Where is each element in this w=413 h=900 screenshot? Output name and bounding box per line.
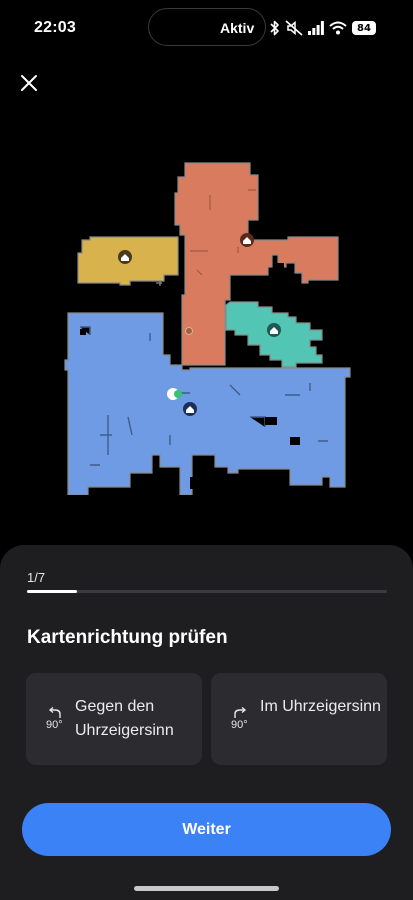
continue-button[interactable]: Weiter — [22, 803, 391, 856]
close-button[interactable] — [16, 70, 42, 96]
bluetooth-icon — [270, 20, 279, 36]
degree-label: 90° — [231, 719, 248, 731]
mute-icon — [285, 20, 303, 36]
floor-map[interactable] — [60, 155, 360, 495]
wifi-icon — [329, 21, 347, 35]
battery-icon: 84 — [352, 21, 376, 35]
option-label: Im Uhrzeigersinn — [260, 698, 381, 715]
status-icons: 84 — [270, 18, 376, 38]
charging-dock-icon — [185, 327, 193, 335]
close-icon — [21, 75, 37, 91]
home-indicator[interactable] — [134, 886, 279, 891]
home-icon[interactable] — [118, 250, 132, 264]
status-bar: 22:03 Aktiv 84 — [0, 0, 413, 56]
page-title: Kartenrichtung prüfen — [27, 627, 228, 648]
home-icon[interactable] — [267, 323, 281, 337]
home-icon[interactable] — [183, 402, 197, 416]
progress-bar — [27, 590, 387, 593]
home-icon[interactable] — [240, 233, 254, 247]
step-counter: 1/7 — [27, 570, 46, 585]
option-label: Gegen den Uhrzeigersinn — [75, 698, 174, 739]
rotate-counterclockwise-button[interactable]: 90° Gegen den Uhrzeigersinn — [26, 673, 202, 765]
signal-icon — [308, 21, 324, 35]
degree-label: 90° — [46, 719, 63, 731]
status-time: 22:03 — [34, 19, 76, 36]
progress-fill — [27, 590, 78, 593]
rotate-counterclockwise-icon: 90° — [44, 707, 68, 733]
rotate-clockwise-icon: 90° — [229, 707, 253, 733]
island-activity-label: Aktiv — [220, 20, 255, 36]
rotate-clockwise-button[interactable]: 90° Im Uhrzeigersinn — [211, 673, 387, 765]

=======

— EXERCISE REQUIREMENTS —
Could you render every line of the records above as a JSON list of strings, one string per line, with blank lines skipped and the pictures left out?

— WRITTEN SOLUTION —
[
  "Where is each element in this w=413 h=900 screenshot? Output name and bounding box per line.",
  "continue-button[interactable]: Weiter — [22, 803, 391, 856]",
  "close-button[interactable] — [16, 70, 42, 96]",
  "bluetooth-icon — [270, 20, 279, 36]",
  "degree-label: 90° — [231, 719, 248, 731]",
  "mute-icon — [285, 20, 303, 36]",
  "floor-map[interactable] — [60, 155, 360, 495]",
  "wifi-icon — [329, 21, 347, 35]",
  "battery-icon: 84 — [352, 21, 376, 35]",
  "option-label: Im Uhrzeigersinn — [260, 698, 381, 715]",
  "status-icons: 84 — [270, 18, 376, 38]",
  "charging-dock-icon — [185, 327, 193, 335]",
  "close-icon — [21, 75, 37, 91]",
  "home-indicator[interactable] — [134, 886, 279, 891]",
  "home-icon[interactable] — [118, 250, 132, 264]",
  "status-bar: 22:03 Aktiv 84 — [0, 0, 413, 56]",
  "page-title: Kartenrichtung prüfen — [27, 627, 228, 648]",
  "home-icon[interactable] — [267, 323, 281, 337]",
  "home-icon[interactable] — [183, 402, 197, 416]",
  "progress-bar — [27, 590, 387, 593]",
  "home-icon[interactable] — [240, 233, 254, 247]",
  "step-counter: 1/7 — [27, 570, 46, 585]",
  "option-label: Gegen den Uhrzeigersinn — [75, 698, 174, 739]",
  "rotate-counterclockwise-button[interactable]: 90° Gegen den Uhrzeigersinn — [26, 673, 202, 765]",
  "signal-icon — [308, 21, 324, 35]",
  "degree-label: 90° — [46, 719, 63, 731]",
  "status-time: 22:03 — [34, 19, 76, 36]",
  "progress-fill — [27, 590, 78, 593]",
  "rotate-counterclockwise-icon: 90° — [44, 707, 68, 733]",
  "rotate-clockwise-icon: 90° — [229, 707, 253, 733]",
  "island-activity-label: Aktiv — [220, 20, 255, 36]",
  "rotate-clockwise-button[interactable]: 90° Im Uhrzeigersinn — [211, 673, 387, 765]"
]